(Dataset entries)
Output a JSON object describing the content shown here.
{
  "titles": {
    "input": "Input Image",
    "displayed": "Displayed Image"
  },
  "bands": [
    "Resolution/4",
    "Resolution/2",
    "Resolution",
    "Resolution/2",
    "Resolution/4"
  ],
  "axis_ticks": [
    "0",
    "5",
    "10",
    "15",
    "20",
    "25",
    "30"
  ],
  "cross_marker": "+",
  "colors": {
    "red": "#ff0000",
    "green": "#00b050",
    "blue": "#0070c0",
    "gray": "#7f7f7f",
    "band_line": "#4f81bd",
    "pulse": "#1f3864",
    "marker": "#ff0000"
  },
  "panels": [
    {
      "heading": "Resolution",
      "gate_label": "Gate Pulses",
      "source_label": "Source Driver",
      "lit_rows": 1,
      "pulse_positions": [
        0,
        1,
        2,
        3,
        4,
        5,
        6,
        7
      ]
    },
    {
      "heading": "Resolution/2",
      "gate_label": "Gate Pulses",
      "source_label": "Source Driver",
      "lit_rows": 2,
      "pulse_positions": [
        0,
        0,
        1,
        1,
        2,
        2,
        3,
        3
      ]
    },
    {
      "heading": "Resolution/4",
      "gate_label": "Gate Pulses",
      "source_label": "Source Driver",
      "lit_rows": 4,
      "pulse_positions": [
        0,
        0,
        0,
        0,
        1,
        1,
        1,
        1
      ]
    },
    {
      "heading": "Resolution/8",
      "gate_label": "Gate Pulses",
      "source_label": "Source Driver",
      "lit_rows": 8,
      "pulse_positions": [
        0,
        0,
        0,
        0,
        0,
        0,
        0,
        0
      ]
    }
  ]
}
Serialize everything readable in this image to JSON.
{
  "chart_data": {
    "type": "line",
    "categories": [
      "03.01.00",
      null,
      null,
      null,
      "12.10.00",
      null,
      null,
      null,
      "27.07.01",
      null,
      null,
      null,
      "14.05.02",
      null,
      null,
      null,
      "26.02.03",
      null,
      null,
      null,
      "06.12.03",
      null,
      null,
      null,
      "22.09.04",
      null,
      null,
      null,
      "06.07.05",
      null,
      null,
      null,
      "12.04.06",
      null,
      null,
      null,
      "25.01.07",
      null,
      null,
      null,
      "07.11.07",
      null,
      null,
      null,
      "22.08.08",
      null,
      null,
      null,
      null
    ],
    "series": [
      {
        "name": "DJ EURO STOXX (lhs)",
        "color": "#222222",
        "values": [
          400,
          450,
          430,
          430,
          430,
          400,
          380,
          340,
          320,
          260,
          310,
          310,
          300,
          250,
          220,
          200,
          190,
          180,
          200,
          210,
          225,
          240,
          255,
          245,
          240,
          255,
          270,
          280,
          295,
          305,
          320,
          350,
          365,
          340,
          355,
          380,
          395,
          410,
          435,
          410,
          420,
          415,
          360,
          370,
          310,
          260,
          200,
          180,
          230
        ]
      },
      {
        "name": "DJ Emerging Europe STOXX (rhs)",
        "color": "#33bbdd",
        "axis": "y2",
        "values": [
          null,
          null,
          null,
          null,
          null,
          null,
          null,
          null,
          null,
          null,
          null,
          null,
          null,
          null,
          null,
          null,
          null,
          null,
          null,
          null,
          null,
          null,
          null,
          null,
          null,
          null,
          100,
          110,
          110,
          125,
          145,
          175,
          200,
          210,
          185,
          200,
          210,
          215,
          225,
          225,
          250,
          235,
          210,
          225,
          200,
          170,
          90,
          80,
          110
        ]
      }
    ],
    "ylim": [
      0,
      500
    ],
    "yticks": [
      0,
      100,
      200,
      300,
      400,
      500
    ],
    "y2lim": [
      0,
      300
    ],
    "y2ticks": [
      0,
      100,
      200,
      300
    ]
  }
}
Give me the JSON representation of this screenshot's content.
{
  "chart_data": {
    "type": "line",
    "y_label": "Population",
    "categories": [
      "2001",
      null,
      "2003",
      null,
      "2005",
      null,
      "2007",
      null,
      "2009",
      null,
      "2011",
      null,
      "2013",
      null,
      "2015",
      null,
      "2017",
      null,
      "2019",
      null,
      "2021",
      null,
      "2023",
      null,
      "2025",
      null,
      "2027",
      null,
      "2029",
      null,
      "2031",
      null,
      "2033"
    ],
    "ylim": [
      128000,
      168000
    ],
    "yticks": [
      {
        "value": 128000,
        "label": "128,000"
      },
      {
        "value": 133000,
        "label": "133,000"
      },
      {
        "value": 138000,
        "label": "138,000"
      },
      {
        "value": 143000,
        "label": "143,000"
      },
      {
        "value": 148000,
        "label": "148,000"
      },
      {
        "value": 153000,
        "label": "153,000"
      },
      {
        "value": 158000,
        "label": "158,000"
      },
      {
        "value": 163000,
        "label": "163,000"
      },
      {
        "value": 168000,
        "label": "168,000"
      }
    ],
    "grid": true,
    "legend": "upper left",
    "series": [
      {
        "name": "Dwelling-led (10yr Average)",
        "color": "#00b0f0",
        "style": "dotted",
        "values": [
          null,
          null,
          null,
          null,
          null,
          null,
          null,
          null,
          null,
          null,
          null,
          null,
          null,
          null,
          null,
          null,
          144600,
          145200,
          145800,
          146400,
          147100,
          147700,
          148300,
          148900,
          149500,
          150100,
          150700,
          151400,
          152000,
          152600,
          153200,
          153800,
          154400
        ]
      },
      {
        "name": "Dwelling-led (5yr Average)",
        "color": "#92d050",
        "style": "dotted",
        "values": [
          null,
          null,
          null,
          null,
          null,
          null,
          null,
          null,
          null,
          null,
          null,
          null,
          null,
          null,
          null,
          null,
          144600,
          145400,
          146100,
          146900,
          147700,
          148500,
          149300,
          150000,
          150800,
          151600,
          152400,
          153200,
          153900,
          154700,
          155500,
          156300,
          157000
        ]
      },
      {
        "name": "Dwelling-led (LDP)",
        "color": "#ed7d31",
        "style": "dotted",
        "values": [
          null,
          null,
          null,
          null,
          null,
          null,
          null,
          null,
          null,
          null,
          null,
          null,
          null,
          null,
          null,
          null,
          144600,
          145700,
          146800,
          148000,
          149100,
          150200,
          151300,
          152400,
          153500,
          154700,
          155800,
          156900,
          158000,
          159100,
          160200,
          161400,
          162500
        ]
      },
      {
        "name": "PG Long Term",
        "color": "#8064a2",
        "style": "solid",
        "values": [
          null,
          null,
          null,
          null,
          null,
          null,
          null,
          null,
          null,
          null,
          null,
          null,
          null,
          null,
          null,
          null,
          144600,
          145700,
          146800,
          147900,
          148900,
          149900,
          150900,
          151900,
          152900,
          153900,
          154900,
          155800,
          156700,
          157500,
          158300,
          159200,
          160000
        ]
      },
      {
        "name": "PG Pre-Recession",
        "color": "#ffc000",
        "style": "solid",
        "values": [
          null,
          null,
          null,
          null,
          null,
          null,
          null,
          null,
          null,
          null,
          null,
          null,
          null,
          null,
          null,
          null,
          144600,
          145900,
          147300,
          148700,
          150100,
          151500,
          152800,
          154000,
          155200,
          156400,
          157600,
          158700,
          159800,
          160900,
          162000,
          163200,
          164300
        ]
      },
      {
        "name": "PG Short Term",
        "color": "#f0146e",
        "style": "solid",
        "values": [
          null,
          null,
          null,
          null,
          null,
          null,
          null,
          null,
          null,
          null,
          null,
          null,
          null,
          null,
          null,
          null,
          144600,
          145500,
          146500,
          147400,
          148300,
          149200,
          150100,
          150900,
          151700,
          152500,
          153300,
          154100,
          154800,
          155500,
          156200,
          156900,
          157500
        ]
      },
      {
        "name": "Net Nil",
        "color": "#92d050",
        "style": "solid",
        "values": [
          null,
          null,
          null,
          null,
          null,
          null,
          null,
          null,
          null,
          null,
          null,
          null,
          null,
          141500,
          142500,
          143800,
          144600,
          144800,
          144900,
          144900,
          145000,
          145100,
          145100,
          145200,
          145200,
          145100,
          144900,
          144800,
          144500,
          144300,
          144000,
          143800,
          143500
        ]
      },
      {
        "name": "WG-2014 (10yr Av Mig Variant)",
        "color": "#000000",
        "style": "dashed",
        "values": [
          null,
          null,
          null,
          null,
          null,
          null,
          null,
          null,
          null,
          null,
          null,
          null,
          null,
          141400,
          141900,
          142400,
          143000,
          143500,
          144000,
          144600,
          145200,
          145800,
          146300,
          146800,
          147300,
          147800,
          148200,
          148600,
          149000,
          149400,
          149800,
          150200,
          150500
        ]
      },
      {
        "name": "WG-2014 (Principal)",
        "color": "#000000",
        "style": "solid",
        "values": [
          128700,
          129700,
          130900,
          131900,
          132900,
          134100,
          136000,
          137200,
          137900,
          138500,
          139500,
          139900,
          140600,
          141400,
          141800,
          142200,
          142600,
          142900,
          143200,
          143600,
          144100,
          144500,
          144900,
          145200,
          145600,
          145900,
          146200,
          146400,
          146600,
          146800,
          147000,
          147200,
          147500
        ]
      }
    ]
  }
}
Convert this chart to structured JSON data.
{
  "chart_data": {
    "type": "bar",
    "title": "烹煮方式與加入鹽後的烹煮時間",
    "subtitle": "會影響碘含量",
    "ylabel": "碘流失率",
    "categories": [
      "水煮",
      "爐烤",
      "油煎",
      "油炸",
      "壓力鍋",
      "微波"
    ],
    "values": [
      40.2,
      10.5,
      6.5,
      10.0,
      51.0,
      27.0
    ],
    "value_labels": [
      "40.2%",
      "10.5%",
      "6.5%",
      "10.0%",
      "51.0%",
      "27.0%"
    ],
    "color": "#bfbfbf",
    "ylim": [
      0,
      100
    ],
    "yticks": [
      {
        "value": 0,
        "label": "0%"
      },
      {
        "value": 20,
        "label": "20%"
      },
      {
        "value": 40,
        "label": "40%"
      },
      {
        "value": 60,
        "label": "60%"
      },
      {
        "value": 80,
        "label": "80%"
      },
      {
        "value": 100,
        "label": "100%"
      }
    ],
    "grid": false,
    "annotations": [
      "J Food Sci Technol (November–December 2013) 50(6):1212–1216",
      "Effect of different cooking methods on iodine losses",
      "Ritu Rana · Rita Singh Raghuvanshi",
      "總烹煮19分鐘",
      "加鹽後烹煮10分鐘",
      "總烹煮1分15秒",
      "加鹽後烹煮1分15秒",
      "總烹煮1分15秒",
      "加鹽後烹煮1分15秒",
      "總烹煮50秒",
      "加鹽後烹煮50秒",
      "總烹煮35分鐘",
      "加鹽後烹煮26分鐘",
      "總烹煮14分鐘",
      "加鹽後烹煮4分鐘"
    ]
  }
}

** Required work **
Return each line of the listing that holds the string "this".

** The output **
Serialize everything readable in this image to JSON.
Give me the JSON representation of this screenshot's content.
Convert this chart to structured JSON data.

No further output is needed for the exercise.